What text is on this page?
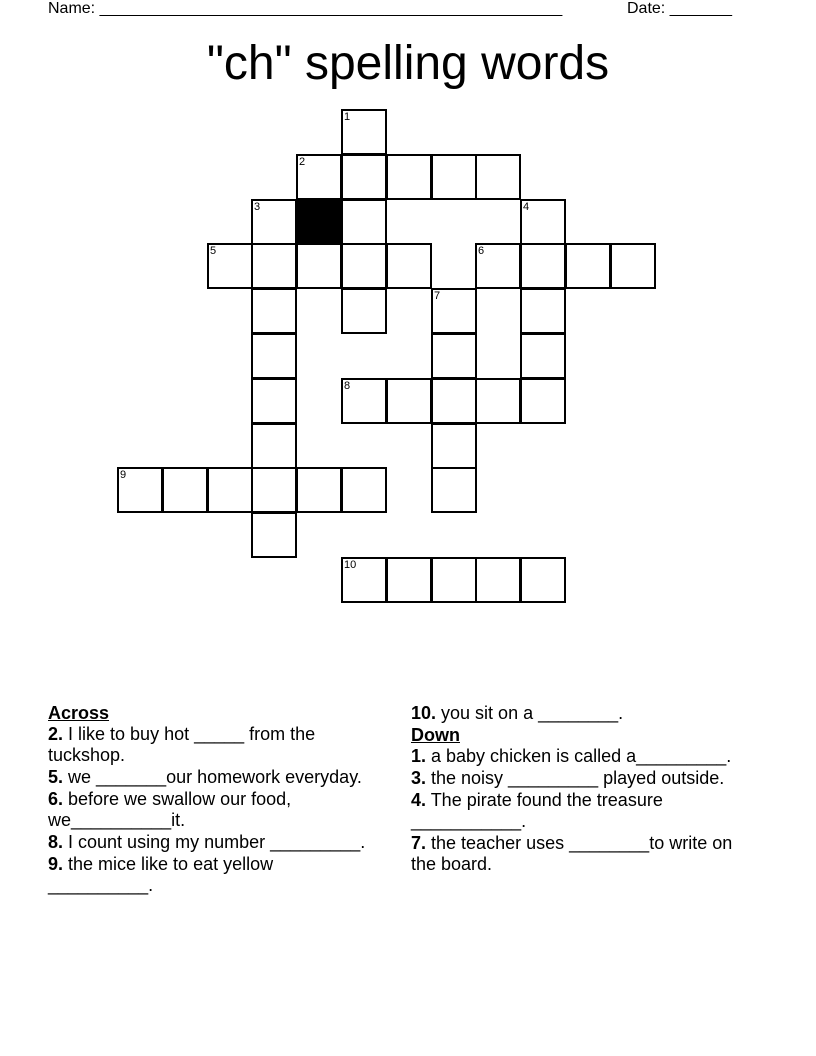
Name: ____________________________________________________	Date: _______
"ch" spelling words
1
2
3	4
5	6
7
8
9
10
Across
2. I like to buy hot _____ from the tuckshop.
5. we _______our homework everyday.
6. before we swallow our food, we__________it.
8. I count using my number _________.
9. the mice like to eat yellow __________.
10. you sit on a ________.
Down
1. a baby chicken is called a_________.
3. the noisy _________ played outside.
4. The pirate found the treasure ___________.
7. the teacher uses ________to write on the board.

• Work to do
Find the string "like" in the listing and return every line that holds it.

• Answer to this exercise
2. I like to buy hot _____ from the tuckshop.
9. the mice like to eat yellow __________.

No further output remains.